**To do:**
• A. In the article on blockchain in supply chain management, what is the name of the blockchain system Maersk partnered with IBM to develop?
• B. Pick up the article on blockchain in supply chain management after its last sentence and continue it.

**Passage:**
In recent years, the blockchain craze has permeated nearly every industry. But is this technology the answer to increasing efficiency and lowering costs within supply chain management processes? On the surface, a transparent, single source of truth with no single point of failure seems a practical solution for solving specific problems in supply chain management. Below are a few of the most commonly referenced benefits.
- Due to blockchain’s distributed ledger architecture, each supply chain partner has access to a copy of all the transactions that have taken place, allowing for enhanced auditability and traceability within the supply chain. Vendors and customers can trace the entire product journey, all the way to delivery. This can also include identity verification, to see who is currently in possession of the product or who signed off on a bill of lading.
- When a new transaction occurs, all ledgers in the system are automatically updated. No need for redundant, manual data entry, and no need to wait for the transference of a partner’s logistical data.
- Smart contracts auto-execute and auto-enforce agreements between two or more parties. The contractual language is embedded in the programming code. When one party completes their agreed-upon actions, payment is released automatically, and all of the ledgers are updated accordingly. This drastically reduces payment delays and contractual breaches.
- Blockchain technology can be used in conjunction with Internet of Things (IoT) devices, sensors, GPS systems, and RFID tags. The data transmitted can then be stored on the blockchain and made available to everyone within the network.
Implementing Blockchain for Supply Chain Management
While all of the above can be hugely helpful in navigating supply chain management, actually implementing blockchain technology can present obstacles for many businesses.
For example, Maersk recently partnered with IBM to develop a blockchain system, called TradeLens, that would store all supply chain documents in a digital format. But this project has yet to gain any real traction. Evidently, Maersk’s competitors are wary of the company’s ownership interest. The network partnership — referred to as a consortium — is geared toward benefitting Maersk more than any involved partners. In light of these concerns, TradeLens has been reframed as “joint collaboration” rather than a “joint venture” to better represent the nature of the setup, but Maersk and IBM still have full and equal rights to the intellectual property.

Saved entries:
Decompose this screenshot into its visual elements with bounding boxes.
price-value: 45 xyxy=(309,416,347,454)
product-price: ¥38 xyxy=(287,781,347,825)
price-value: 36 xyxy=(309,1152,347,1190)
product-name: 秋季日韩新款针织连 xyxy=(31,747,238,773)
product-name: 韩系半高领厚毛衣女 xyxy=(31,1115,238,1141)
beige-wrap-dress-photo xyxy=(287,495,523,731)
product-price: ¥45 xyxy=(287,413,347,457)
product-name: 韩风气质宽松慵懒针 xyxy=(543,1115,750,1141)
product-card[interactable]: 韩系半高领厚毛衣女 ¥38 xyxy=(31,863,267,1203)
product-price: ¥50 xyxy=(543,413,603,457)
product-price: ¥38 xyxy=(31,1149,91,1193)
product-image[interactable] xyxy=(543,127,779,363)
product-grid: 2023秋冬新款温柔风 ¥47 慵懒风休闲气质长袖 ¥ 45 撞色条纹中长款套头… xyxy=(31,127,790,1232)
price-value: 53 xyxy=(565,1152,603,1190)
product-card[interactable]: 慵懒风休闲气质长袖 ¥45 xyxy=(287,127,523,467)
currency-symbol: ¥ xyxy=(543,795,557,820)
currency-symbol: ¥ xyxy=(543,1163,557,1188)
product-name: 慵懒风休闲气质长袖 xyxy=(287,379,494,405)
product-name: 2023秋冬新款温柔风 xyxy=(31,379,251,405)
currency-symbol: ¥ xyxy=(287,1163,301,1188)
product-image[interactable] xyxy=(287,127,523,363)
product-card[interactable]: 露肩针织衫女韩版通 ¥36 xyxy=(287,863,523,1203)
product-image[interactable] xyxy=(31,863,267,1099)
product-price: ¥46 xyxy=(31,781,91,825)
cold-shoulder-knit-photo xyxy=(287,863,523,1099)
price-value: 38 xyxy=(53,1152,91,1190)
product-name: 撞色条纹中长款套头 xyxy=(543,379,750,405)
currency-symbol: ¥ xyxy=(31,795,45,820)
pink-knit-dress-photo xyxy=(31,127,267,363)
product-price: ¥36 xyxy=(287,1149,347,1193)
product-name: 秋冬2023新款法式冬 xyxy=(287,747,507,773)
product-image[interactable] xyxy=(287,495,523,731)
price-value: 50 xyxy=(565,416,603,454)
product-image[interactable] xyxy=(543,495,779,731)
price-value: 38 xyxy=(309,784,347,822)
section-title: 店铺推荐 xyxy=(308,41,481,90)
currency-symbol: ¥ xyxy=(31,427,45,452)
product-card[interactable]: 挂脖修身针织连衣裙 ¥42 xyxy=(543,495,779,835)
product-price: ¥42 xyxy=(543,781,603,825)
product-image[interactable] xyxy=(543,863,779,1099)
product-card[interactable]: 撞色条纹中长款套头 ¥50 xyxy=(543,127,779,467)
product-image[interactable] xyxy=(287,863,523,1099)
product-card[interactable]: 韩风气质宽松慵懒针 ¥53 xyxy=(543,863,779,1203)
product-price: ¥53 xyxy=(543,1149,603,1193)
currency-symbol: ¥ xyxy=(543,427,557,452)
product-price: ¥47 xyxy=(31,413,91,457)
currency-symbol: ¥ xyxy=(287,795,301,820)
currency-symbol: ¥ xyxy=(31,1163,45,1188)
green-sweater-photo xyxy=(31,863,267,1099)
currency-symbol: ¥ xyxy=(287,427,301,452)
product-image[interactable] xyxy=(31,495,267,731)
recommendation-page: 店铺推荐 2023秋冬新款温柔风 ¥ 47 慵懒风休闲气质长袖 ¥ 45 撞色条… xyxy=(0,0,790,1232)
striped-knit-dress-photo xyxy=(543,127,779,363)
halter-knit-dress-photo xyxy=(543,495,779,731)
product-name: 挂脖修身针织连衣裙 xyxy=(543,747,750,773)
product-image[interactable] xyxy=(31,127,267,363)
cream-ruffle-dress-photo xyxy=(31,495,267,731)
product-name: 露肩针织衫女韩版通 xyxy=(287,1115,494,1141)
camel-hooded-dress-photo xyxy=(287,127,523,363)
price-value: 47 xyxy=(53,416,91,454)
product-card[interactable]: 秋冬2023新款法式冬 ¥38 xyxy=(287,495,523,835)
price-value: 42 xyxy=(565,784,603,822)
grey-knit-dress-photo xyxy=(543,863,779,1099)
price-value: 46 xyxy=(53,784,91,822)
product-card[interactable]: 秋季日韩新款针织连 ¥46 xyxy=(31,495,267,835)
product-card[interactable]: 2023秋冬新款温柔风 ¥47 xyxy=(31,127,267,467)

**Answers to the exercises:**
• A. TradeLens.

• B.
Data is the lifeblood of all enterprises, used to launch new products in a highly competitive market. It’s no wonder, then, that small-and medium-sized competitors are hesitant to share their data and give competitors any additional market penetration advantage.
Blockchain technology is still in the emerging phase of maturity. Unlike traditional database systems, which are siloed, the fact that full transparency is afforded to all involved parties in blockchain ledgers can be inhibiting for some companies. There are, however, some technical methods available that allow supply chain partners to limit the type of data shared within the network. But incorporating blockchain technology in the first place typically requires companies to shift their business models and devote significant resources to thoroughly understanding the technology and how it will be used in day-to-day operations.
Weighing the Options
Implementing any new technology costs money and requires time to train employees. This is not to say that blockchain doesn’t have the potential to seriously transform supply chain management, bringing about highly efficient processes and mutually beneficial partnerships. But the reality is that blockchain is not a one-size-fits-all solution, and great care must be taken in weighing various options.